==== WORKING DATA ====

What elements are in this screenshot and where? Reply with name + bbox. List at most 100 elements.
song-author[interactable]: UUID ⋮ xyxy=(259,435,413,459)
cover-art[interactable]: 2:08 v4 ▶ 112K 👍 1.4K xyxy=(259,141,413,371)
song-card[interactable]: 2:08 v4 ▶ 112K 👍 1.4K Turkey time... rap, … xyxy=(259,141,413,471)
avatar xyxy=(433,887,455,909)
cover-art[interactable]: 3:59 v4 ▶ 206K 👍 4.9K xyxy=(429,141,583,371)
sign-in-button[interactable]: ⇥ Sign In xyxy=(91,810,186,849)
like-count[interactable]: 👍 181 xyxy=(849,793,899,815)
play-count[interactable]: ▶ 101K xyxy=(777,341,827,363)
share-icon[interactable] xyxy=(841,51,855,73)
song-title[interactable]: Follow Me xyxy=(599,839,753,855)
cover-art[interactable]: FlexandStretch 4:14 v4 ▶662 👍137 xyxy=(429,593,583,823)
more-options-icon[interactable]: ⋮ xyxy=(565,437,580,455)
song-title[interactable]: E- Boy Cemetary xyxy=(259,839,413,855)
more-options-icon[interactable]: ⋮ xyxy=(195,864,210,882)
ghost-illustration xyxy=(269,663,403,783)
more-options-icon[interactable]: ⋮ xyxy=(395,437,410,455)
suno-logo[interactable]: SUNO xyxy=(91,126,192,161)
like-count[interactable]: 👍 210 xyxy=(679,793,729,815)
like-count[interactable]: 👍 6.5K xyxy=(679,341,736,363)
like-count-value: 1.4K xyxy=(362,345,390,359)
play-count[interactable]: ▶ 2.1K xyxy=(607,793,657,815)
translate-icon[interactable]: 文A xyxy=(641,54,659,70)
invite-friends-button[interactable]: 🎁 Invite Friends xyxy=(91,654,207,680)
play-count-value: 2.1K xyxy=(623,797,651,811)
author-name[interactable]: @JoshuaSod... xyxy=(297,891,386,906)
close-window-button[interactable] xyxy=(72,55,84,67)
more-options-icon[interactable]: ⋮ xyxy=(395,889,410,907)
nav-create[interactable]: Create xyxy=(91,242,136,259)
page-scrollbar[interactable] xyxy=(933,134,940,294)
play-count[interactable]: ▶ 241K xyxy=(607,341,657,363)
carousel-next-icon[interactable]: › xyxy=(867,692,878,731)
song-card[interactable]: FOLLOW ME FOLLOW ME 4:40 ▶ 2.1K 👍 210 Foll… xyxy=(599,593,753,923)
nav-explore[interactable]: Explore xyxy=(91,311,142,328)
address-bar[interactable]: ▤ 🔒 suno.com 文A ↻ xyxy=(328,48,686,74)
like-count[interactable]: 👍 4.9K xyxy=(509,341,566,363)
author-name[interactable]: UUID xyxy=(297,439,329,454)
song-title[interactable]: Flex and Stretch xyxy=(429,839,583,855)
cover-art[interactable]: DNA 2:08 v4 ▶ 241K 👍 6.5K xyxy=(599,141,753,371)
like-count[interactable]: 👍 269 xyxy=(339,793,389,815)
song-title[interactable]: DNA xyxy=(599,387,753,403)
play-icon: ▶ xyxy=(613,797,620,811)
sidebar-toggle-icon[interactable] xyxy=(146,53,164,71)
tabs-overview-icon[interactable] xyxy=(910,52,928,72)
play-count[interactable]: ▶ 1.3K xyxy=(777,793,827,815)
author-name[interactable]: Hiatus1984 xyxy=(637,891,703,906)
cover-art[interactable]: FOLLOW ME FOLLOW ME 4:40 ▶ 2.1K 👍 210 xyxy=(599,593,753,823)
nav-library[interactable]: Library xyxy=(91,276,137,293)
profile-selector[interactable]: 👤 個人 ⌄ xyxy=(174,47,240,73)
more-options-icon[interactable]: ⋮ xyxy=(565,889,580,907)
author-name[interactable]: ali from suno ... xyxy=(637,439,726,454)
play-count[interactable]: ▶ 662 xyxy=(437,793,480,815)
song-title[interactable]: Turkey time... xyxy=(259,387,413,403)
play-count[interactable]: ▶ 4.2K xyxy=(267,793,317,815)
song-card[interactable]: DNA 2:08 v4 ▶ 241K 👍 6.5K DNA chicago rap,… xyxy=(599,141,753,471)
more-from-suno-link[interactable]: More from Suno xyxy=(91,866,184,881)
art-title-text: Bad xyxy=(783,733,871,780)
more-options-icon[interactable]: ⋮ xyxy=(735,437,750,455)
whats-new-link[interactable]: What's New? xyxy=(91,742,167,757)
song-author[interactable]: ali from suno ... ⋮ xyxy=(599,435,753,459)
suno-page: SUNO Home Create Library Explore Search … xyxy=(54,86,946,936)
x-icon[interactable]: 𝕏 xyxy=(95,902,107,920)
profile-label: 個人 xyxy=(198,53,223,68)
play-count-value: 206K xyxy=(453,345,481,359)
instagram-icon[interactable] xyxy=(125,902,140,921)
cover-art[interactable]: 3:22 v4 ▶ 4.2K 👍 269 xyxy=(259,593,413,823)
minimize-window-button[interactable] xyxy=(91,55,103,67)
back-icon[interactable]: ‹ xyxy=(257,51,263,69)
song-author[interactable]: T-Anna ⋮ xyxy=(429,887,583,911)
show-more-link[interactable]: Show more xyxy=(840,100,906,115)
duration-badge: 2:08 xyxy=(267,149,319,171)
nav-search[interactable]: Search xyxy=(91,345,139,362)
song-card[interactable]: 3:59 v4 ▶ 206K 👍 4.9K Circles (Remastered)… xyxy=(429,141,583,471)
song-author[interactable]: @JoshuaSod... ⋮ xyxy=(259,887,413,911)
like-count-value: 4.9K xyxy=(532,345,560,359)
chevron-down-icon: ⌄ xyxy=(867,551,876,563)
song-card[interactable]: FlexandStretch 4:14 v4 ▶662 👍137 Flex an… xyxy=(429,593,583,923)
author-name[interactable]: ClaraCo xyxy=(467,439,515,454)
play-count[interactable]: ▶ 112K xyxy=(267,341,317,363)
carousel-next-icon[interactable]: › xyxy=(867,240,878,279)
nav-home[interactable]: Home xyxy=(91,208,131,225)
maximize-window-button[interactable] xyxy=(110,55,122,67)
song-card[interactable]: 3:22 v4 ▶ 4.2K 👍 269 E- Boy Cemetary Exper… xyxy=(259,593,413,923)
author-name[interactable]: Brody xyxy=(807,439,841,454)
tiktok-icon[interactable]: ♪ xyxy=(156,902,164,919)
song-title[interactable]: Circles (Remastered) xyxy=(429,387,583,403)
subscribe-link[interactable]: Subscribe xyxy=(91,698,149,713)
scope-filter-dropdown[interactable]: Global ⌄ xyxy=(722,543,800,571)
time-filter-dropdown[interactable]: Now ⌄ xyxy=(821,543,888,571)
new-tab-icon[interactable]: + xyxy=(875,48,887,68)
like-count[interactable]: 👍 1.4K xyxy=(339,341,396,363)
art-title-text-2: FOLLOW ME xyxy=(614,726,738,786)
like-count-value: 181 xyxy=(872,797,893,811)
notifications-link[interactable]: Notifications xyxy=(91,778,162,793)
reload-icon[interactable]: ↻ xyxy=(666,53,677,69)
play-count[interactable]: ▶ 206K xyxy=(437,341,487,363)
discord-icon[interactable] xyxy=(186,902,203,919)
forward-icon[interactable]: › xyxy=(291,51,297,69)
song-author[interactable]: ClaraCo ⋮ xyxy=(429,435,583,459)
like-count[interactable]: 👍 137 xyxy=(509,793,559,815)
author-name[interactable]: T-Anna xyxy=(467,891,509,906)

====

◆ EXERCISE AIM:
Would you set down all of the items above again, line for line and unchanged?

◆ COMPLETE RESPONSE:
What elements are in this screenshot and where? Reply with name + bbox. List at most 100 elements.
song-author[interactable]: UUID ⋮ xyxy=(259,435,413,459)
cover-art[interactable]: 2:08 v4 ▶ 112K 👍 1.4K xyxy=(259,141,413,371)
song-card[interactable]: 2:08 v4 ▶ 112K 👍 1.4K Turkey time... rap, … xyxy=(259,141,413,471)
avatar xyxy=(433,887,455,909)
cover-art[interactable]: 3:59 v4 ▶ 206K 👍 4.9K xyxy=(429,141,583,371)
sign-in-button[interactable]: ⇥ Sign In xyxy=(91,810,186,849)
like-count[interactable]: 👍 181 xyxy=(849,793,899,815)
play-count[interactable]: ▶ 101K xyxy=(777,341,827,363)
share-icon[interactable] xyxy=(841,51,855,73)
song-title[interactable]: Follow Me xyxy=(599,839,753,855)
cover-art[interactable]: FlexandStretch 4:14 v4 ▶662 👍137 xyxy=(429,593,583,823)
more-options-icon[interactable]: ⋮ xyxy=(565,437,580,455)
song-title[interactable]: E- Boy Cemetary xyxy=(259,839,413,855)
more-options-icon[interactable]: ⋮ xyxy=(195,864,210,882)
ghost-illustration xyxy=(269,663,403,783)
more-options-icon[interactable]: ⋮ xyxy=(395,437,410,455)
suno-logo[interactable]: SUNO xyxy=(91,126,192,161)
like-count[interactable]: 👍 210 xyxy=(679,793,729,815)
like-count[interactable]: 👍 6.5K xyxy=(679,341,736,363)
like-count-value: 1.4K xyxy=(362,345,390,359)
play-count[interactable]: ▶ 2.1K xyxy=(607,793,657,815)
translate-icon[interactable]: 文A xyxy=(641,54,659,70)
invite-friends-button[interactable]: 🎁 Invite Friends xyxy=(91,654,207,680)
play-count-value: 2.1K xyxy=(623,797,651,811)
author-name[interactable]: @JoshuaSod... xyxy=(297,891,386,906)
close-window-button[interactable] xyxy=(72,55,84,67)
more-options-icon[interactable]: ⋮ xyxy=(395,889,410,907)
nav-create[interactable]: Create xyxy=(91,242,136,259)
page-scrollbar[interactable] xyxy=(933,134,940,294)
play-count[interactable]: ▶ 241K xyxy=(607,341,657,363)
carousel-next-icon[interactable]: › xyxy=(867,692,878,731)
song-card[interactable]: FOLLOW ME FOLLOW ME 4:40 ▶ 2.1K 👍 210 Foll… xyxy=(599,593,753,923)
nav-explore[interactable]: Explore xyxy=(91,311,142,328)
address-bar[interactable]: ▤ 🔒 suno.com 文A ↻ xyxy=(328,48,686,74)
like-count[interactable]: 👍 4.9K xyxy=(509,341,566,363)
author-name[interactable]: UUID xyxy=(297,439,329,454)
song-title[interactable]: Flex and Stretch xyxy=(429,839,583,855)
cover-art[interactable]: DNA 2:08 v4 ▶ 241K 👍 6.5K xyxy=(599,141,753,371)
like-count[interactable]: 👍 269 xyxy=(339,793,389,815)
song-title[interactable]: DNA xyxy=(599,387,753,403)
play-icon: ▶ xyxy=(613,797,620,811)
sidebar-toggle-icon[interactable] xyxy=(146,53,164,71)
tabs-overview-icon[interactable] xyxy=(910,52,928,72)
play-count[interactable]: ▶ 1.3K xyxy=(777,793,827,815)
author-name[interactable]: Hiatus1984 xyxy=(637,891,703,906)
cover-art[interactable]: FOLLOW ME FOLLOW ME 4:40 ▶ 2.1K 👍 210 xyxy=(599,593,753,823)
nav-library[interactable]: Library xyxy=(91,276,137,293)
profile-selector[interactable]: 👤 個人 ⌄ xyxy=(174,47,240,73)
more-options-icon[interactable]: ⋮ xyxy=(565,889,580,907)
author-name[interactable]: ali from suno ... xyxy=(637,439,726,454)
play-count[interactable]: ▶ 662 xyxy=(437,793,480,815)
song-title[interactable]: Turkey time... xyxy=(259,387,413,403)
play-count[interactable]: ▶ 4.2K xyxy=(267,793,317,815)
song-card[interactable]: DNA 2:08 v4 ▶ 241K 👍 6.5K DNA chicago rap,… xyxy=(599,141,753,471)
more-from-suno-link[interactable]: More from Suno xyxy=(91,866,184,881)
art-title-text: Bad xyxy=(783,733,871,780)
more-options-icon[interactable]: ⋮ xyxy=(735,437,750,455)
whats-new-link[interactable]: What's New? xyxy=(91,742,167,757)
song-author[interactable]: ali from suno ... ⋮ xyxy=(599,435,753,459)
suno-page: SUNO Home Create Library Explore Search … xyxy=(54,86,946,936)
x-icon[interactable]: 𝕏 xyxy=(95,902,107,920)
profile-label: 個人 xyxy=(198,53,223,68)
play-count-value: 206K xyxy=(453,345,481,359)
instagram-icon[interactable] xyxy=(125,902,140,921)
cover-art[interactable]: 3:22 v4 ▶ 4.2K 👍 269 xyxy=(259,593,413,823)
minimize-window-button[interactable] xyxy=(91,55,103,67)
back-icon[interactable]: ‹ xyxy=(257,51,263,69)
song-author[interactable]: T-Anna ⋮ xyxy=(429,887,583,911)
show-more-link[interactable]: Show more xyxy=(840,100,906,115)
duration-badge: 2:08 xyxy=(267,149,319,171)
nav-search[interactable]: Search xyxy=(91,345,139,362)
song-card[interactable]: 3:59 v4 ▶ 206K 👍 4.9K Circles (Remastered)… xyxy=(429,141,583,471)
song-author[interactable]: @JoshuaSod... ⋮ xyxy=(259,887,413,911)
like-count-value: 4.9K xyxy=(532,345,560,359)
chevron-down-icon: ⌄ xyxy=(867,551,876,563)
song-card[interactable]: FlexandStretch 4:14 v4 ▶662 👍137 Flex an… xyxy=(429,593,583,923)
author-name[interactable]: ClaraCo xyxy=(467,439,515,454)
play-count[interactable]: ▶ 112K xyxy=(267,341,317,363)
carousel-next-icon[interactable]: › xyxy=(867,240,878,279)
nav-home[interactable]: Home xyxy=(91,208,131,225)
maximize-window-button[interactable] xyxy=(110,55,122,67)
song-card[interactable]: 3:22 v4 ▶ 4.2K 👍 269 E- Boy Cemetary Exper… xyxy=(259,593,413,923)
author-name[interactable]: Brody xyxy=(807,439,841,454)
tiktok-icon[interactable]: ♪ xyxy=(156,902,164,919)
song-title[interactable]: Circles (Remastered) xyxy=(429,387,583,403)
subscribe-link[interactable]: Subscribe xyxy=(91,698,149,713)
scope-filter-dropdown[interactable]: Global ⌄ xyxy=(722,543,800,571)
time-filter-dropdown[interactable]: Now ⌄ xyxy=(821,543,888,571)
new-tab-icon[interactable]: + xyxy=(875,48,887,68)
like-count[interactable]: 👍 1.4K xyxy=(339,341,396,363)
art-title-text-2: FOLLOW ME xyxy=(614,726,738,786)
like-count-value: 181 xyxy=(872,797,893,811)
notifications-link[interactable]: Notifications xyxy=(91,778,162,793)
reload-icon[interactable]: ↻ xyxy=(666,53,677,69)
play-count[interactable]: ▶ 206K xyxy=(437,341,487,363)
discord-icon[interactable] xyxy=(186,902,203,919)
forward-icon[interactable]: › xyxy=(291,51,297,69)
song-author[interactable]: ClaraCo ⋮ xyxy=(429,435,583,459)
like-count[interactable]: 👍 137 xyxy=(509,793,559,815)
author-name[interactable]: T-Anna xyxy=(467,891,509,906)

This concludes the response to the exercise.